» **WHAT NEEDS TO BE DONE**:
Every record here should be printed again exactly.

» **Data records**:
## Begin

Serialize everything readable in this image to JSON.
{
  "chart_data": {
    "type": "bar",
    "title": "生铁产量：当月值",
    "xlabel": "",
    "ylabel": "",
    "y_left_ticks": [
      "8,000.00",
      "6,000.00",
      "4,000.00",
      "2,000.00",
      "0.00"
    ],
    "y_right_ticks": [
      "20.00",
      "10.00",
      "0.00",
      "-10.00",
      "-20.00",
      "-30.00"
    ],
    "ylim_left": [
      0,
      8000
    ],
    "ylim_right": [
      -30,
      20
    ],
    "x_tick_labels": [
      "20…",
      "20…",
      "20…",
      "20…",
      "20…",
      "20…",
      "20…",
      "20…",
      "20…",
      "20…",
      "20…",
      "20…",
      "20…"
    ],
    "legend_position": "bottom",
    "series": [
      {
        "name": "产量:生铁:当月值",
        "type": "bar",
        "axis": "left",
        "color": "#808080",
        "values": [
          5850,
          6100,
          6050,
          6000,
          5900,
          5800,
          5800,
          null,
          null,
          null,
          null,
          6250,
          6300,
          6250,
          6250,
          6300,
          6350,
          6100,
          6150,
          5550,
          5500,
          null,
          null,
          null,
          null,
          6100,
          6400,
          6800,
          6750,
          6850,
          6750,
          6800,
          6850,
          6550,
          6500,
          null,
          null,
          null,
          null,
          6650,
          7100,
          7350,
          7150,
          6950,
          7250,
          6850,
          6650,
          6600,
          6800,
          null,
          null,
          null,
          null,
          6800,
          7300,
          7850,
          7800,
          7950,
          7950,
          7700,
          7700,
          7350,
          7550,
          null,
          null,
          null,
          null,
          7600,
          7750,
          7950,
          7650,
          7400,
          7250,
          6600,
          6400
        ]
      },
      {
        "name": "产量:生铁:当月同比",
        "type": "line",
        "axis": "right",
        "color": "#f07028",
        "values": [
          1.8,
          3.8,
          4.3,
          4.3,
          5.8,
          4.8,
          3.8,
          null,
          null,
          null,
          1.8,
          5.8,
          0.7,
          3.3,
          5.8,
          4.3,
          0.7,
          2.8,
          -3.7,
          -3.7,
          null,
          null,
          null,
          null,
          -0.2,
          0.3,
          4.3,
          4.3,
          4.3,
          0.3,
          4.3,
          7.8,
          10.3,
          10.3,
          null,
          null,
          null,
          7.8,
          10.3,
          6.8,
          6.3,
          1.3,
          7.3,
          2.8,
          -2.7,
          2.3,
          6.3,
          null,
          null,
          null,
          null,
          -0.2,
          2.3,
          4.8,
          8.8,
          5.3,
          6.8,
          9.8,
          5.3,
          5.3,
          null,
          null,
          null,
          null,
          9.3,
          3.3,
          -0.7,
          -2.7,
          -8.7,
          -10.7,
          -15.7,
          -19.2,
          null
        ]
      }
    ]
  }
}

## End

» **TASK RESULT**:
Serialize everything readable in this image to JSON.
{
  "chart_data": {
    "type": "bar",
    "title": "生铁产量：当月值",
    "xlabel": "",
    "ylabel": "",
    "y_left_ticks": [
      "8,000.00",
      "6,000.00",
      "4,000.00",
      "2,000.00",
      "0.00"
    ],
    "y_right_ticks": [
      "20.00",
      "10.00",
      "0.00",
      "-10.00",
      "-20.00",
      "-30.00"
    ],
    "ylim_left": [
      0,
      8000
    ],
    "ylim_right": [
      -30,
      20
    ],
    "x_tick_labels": [
      "20…",
      "20…",
      "20…",
      "20…",
      "20…",
      "20…",
      "20…",
      "20…",
      "20…",
      "20…",
      "20…",
      "20…",
      "20…"
    ],
    "legend_position": "bottom",
    "series": [
      {
        "name": "产量:生铁:当月值",
        "type": "bar",
        "axis": "left",
        "color": "#808080",
        "values": [
          5850,
          6100,
          6050,
          6000,
          5900,
          5800,
          5800,
          null,
          null,
          null,
          null,
          6250,
          6300,
          6250,
          6250,
          6300,
          6350,
          6100,
          6150,
          5550,
          5500,
          null,
          null,
          null,
          null,
          6100,
          6400,
          6800,
          6750,
          6850,
          6750,
          6800,
          6850,
          6550,
          6500,
          null,
          null,
          null,
          null,
          6650,
          7100,
          7350,
          7150,
          6950,
          7250,
          6850,
          6650,
          6600,
          6800,
          null,
          null,
          null,
          null,
          6800,
          7300,
          7850,
          7800,
          7950,
          7950,
          7700,
          7700,
          7350,
          7550,
          null,
          null,
          null,
          null,
          7600,
          7750,
          7950,
          7650,
          7400,
          7250,
          6600,
          6400
        ]
      },
      {
        "name": "产量:生铁:当月同比",
        "type": "line",
        "axis": "right",
        "color": "#f07028",
        "values": [
          1.8,
          3.8,
          4.3,
          4.3,
          5.8,
          4.8,
          3.8,
          null,
          null,
          null,
          1.8,
          5.8,
          0.7,
          3.3,
          5.8,
          4.3,
          0.7,
          2.8,
          -3.7,
          -3.7,
          null,
          null,
          null,
          null,
          -0.2,
          0.3,
          4.3,
          4.3,
          4.3,
          0.3,
          4.3,
          7.8,
          10.3,
          10.3,
          null,
          null,
          null,
          7.8,
          10.3,
          6.8,
          6.3,
          1.3,
          7.3,
          2.8,
          -2.7,
          2.3,
          6.3,
          null,
          null,
          null,
          null,
          -0.2,
          2.3,
          4.8,
          8.8,
          5.3,
          6.8,
          9.8,
          5.3,
          5.3,
          null,
          null,
          null,
          null,
          9.3,
          3.3,
          -0.7,
          -2.7,
          -8.7,
          -10.7,
          -15.7,
          -19.2,
          null
        ]
      }
    ]
  }
}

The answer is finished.